WHAT IS ASKED =>
Reproduce every entry in the listing without alteration.

SUPPLIED MATERIAL =>

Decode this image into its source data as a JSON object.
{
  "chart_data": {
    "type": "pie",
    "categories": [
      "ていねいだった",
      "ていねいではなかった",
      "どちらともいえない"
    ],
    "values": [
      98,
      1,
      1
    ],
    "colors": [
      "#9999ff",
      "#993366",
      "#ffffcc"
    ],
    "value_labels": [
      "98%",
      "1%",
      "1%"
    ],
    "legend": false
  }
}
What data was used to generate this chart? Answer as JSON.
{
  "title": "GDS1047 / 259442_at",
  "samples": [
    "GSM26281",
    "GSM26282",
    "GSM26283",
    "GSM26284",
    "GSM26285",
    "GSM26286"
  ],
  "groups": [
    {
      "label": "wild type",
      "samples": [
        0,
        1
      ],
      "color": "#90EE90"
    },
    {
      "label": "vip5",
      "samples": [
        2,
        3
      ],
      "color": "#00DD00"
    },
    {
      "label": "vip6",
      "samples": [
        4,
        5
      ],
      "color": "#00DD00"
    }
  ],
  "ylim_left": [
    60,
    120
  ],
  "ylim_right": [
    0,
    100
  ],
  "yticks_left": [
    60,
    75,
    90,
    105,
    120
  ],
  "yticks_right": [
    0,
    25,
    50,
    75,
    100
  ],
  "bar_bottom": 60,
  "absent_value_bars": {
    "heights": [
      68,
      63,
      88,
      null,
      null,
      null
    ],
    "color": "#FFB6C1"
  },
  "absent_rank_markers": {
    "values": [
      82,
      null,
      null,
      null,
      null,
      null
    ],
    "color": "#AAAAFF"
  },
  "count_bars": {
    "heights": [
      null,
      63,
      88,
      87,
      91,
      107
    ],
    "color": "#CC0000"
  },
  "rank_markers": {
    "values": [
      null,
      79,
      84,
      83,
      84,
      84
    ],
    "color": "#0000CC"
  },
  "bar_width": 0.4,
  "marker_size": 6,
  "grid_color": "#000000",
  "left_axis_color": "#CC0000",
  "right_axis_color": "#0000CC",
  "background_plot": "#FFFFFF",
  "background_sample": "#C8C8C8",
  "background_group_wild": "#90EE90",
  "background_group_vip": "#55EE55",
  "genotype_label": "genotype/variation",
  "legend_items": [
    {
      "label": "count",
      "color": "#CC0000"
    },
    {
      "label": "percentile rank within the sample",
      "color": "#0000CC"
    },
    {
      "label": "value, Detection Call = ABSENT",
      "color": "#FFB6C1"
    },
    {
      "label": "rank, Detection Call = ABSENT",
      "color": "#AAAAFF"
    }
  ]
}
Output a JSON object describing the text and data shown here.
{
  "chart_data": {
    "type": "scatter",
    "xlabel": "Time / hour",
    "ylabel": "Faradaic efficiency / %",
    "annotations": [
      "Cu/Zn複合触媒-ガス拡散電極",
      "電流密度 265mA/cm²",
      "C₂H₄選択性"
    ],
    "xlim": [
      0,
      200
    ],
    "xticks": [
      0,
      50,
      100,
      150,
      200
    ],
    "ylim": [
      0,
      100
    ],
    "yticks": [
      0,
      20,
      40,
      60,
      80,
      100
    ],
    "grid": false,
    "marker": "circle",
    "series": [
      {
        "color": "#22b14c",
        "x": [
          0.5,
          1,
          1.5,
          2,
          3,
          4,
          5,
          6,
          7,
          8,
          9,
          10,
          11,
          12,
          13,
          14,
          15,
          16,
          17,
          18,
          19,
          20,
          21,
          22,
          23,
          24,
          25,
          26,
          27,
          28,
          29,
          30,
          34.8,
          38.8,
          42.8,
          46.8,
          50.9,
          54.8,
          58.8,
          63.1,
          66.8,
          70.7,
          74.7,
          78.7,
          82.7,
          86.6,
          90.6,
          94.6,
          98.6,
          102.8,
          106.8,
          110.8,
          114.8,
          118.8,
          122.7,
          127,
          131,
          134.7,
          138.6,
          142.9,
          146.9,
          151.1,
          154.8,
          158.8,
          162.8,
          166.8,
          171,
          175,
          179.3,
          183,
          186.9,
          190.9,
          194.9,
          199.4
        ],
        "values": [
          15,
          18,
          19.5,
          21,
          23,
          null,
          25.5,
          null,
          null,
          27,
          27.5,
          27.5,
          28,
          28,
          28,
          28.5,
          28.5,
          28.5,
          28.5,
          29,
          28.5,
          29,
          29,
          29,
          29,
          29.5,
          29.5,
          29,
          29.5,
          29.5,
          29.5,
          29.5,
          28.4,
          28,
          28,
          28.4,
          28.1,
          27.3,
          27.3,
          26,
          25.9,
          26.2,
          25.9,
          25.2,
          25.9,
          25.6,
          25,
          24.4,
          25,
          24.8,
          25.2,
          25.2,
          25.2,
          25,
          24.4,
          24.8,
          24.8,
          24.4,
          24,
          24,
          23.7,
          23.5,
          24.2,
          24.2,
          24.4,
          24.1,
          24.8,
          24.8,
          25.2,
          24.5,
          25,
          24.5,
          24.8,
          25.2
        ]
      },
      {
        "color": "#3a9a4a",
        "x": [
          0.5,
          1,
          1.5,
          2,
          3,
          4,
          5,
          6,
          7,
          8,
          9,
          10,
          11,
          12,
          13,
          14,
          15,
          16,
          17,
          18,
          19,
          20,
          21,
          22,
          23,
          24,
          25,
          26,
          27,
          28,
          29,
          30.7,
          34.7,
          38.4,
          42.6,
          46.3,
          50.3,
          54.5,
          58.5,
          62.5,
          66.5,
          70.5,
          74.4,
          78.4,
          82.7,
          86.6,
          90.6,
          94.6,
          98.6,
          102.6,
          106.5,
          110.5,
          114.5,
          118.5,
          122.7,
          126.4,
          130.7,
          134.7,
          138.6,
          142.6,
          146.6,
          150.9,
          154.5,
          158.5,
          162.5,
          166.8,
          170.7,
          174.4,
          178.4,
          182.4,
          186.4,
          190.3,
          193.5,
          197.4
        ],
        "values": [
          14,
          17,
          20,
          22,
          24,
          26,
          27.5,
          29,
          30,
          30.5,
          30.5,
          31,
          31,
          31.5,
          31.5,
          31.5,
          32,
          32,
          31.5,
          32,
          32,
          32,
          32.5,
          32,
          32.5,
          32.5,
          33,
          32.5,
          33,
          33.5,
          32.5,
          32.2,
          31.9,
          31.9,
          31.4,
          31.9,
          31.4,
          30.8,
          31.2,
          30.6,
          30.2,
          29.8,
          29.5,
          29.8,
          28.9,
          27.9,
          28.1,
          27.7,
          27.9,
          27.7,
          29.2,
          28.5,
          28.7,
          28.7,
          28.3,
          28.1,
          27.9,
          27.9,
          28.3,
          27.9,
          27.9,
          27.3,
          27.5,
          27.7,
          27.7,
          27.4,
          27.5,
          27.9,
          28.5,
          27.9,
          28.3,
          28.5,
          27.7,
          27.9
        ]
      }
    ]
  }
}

SOLUTION TO THIS PROBLEM =>
Decode this image into its source data as a JSON object.
{
  "chart_data": {
    "type": "pie",
    "categories": [
      "ていねいだった",
      "ていねいではなかった",
      "どちらともいえない"
    ],
    "values": [
      98,
      1,
      1
    ],
    "colors": [
      "#9999ff",
      "#993366",
      "#ffffcc"
    ],
    "value_labels": [
      "98%",
      "1%",
      "1%"
    ],
    "legend": false
  }
}
What data was used to generate this chart? Answer as JSON.
{
  "title": "GDS1047 / 259442_at",
  "samples": [
    "GSM26281",
    "GSM26282",
    "GSM26283",
    "GSM26284",
    "GSM26285",
    "GSM26286"
  ],
  "groups": [
    {
      "label": "wild type",
      "samples": [
        0,
        1
      ],
      "color": "#90EE90"
    },
    {
      "label": "vip5",
      "samples": [
        2,
        3
      ],
      "color": "#00DD00"
    },
    {
      "label": "vip6",
      "samples": [
        4,
        5
      ],
      "color": "#00DD00"
    }
  ],
  "ylim_left": [
    60,
    120
  ],
  "ylim_right": [
    0,
    100
  ],
  "yticks_left": [
    60,
    75,
    90,
    105,
    120
  ],
  "yticks_right": [
    0,
    25,
    50,
    75,
    100
  ],
  "bar_bottom": 60,
  "absent_value_bars": {
    "heights": [
      68,
      63,
      88,
      null,
      null,
      null
    ],
    "color": "#FFB6C1"
  },
  "absent_rank_markers": {
    "values": [
      82,
      null,
      null,
      null,
      null,
      null
    ],
    "color": "#AAAAFF"
  },
  "count_bars": {
    "heights": [
      null,
      63,
      88,
      87,
      91,
      107
    ],
    "color": "#CC0000"
  },
  "rank_markers": {
    "values": [
      null,
      79,
      84,
      83,
      84,
      84
    ],
    "color": "#0000CC"
  },
  "bar_width": 0.4,
  "marker_size": 6,
  "grid_color": "#000000",
  "left_axis_color": "#CC0000",
  "right_axis_color": "#0000CC",
  "background_plot": "#FFFFFF",
  "background_sample": "#C8C8C8",
  "background_group_wild": "#90EE90",
  "background_group_vip": "#55EE55",
  "genotype_label": "genotype/variation",
  "legend_items": [
    {
      "label": "count",
      "color": "#CC0000"
    },
    {
      "label": "percentile rank within the sample",
      "color": "#0000CC"
    },
    {
      "label": "value, Detection Call = ABSENT",
      "color": "#FFB6C1"
    },
    {
      "label": "rank, Detection Call = ABSENT",
      "color": "#AAAAFF"
    }
  ]
}
Output a JSON object describing the text and data shown here.
{
  "chart_data": {
    "type": "scatter",
    "xlabel": "Time / hour",
    "ylabel": "Faradaic efficiency / %",
    "annotations": [
      "Cu/Zn複合触媒-ガス拡散電極",
      "電流密度 265mA/cm²",
      "C₂H₄選択性"
    ],
    "xlim": [
      0,
      200
    ],
    "xticks": [
      0,
      50,
      100,
      150,
      200
    ],
    "ylim": [
      0,
      100
    ],
    "yticks": [
      0,
      20,
      40,
      60,
      80,
      100
    ],
    "grid": false,
    "marker": "circle",
    "series": [
      {
        "color": "#22b14c",
        "x": [
          0.5,
          1,
          1.5,
          2,
          3,
          4,
          5,
          6,
          7,
          8,
          9,
          10,
          11,
          12,
          13,
          14,
          15,
          16,
          17,
          18,
          19,
          20,
          21,
          22,
          23,
          24,
          25,
          26,
          27,
          28,
          29,
          30,
          34.8,
          38.8,
          42.8,
          46.8,
          50.9,
          54.8,
          58.8,
          63.1,
          66.8,
          70.7,
          74.7,
          78.7,
          82.7,
          86.6,
          90.6,
          94.6,
          98.6,
          102.8,
          106.8,
          110.8,
          114.8,
          118.8,
          122.7,
          127,
          131,
          134.7,
          138.6,
          142.9,
          146.9,
          151.1,
          154.8,
          158.8,
          162.8,
          166.8,
          171,
          175,
          179.3,
          183,
          186.9,
          190.9,
          194.9,
          199.4
        ],
        "values": [
          15,
          18,
          19.5,
          21,
          23,
          null,
          25.5,
          null,
          null,
          27,
          27.5,
          27.5,
          28,
          28,
          28,
          28.5,
          28.5,
          28.5,
          28.5,
          29,
          28.5,
          29,
          29,
          29,
          29,
          29.5,
          29.5,
          29,
          29.5,
          29.5,
          29.5,
          29.5,
          28.4,
          28,
          28,
          28.4,
          28.1,
          27.3,
          27.3,
          26,
          25.9,
          26.2,
          25.9,
          25.2,
          25.9,
          25.6,
          25,
          24.4,
          25,
          24.8,
          25.2,
          25.2,
          25.2,
          25,
          24.4,
          24.8,
          24.8,
          24.4,
          24,
          24,
          23.7,
          23.5,
          24.2,
          24.2,
          24.4,
          24.1,
          24.8,
          24.8,
          25.2,
          24.5,
          25,
          24.5,
          24.8,
          25.2
        ]
      },
      {
        "color": "#3a9a4a",
        "x": [
          0.5,
          1,
          1.5,
          2,
          3,
          4,
          5,
          6,
          7,
          8,
          9,
          10,
          11,
          12,
          13,
          14,
          15,
          16,
          17,
          18,
          19,
          20,
          21,
          22,
          23,
          24,
          25,
          26,
          27,
          28,
          29,
          30.7,
          34.7,
          38.4,
          42.6,
          46.3,
          50.3,
          54.5,
          58.5,
          62.5,
          66.5,
          70.5,
          74.4,
          78.4,
          82.7,
          86.6,
          90.6,
          94.6,
          98.6,
          102.6,
          106.5,
          110.5,
          114.5,
          118.5,
          122.7,
          126.4,
          130.7,
          134.7,
          138.6,
          142.6,
          146.6,
          150.9,
          154.5,
          158.5,
          162.5,
          166.8,
          170.7,
          174.4,
          178.4,
          182.4,
          186.4,
          190.3,
          193.5,
          197.4
        ],
        "values": [
          14,
          17,
          20,
          22,
          24,
          26,
          27.5,
          29,
          30,
          30.5,
          30.5,
          31,
          31,
          31.5,
          31.5,
          31.5,
          32,
          32,
          31.5,
          32,
          32,
          32,
          32.5,
          32,
          32.5,
          32.5,
          33,
          32.5,
          33,
          33.5,
          32.5,
          32.2,
          31.9,
          31.9,
          31.4,
          31.9,
          31.4,
          30.8,
          31.2,
          30.6,
          30.2,
          29.8,
          29.5,
          29.8,
          28.9,
          27.9,
          28.1,
          27.7,
          27.9,
          27.7,
          29.2,
          28.5,
          28.7,
          28.7,
          28.3,
          28.1,
          27.9,
          27.9,
          28.3,
          27.9,
          27.9,
          27.3,
          27.5,
          27.7,
          27.7,
          27.4,
          27.5,
          27.9,
          28.5,
          27.9,
          28.3,
          28.5,
          27.7,
          27.9
        ]
      }
    ]
  }
}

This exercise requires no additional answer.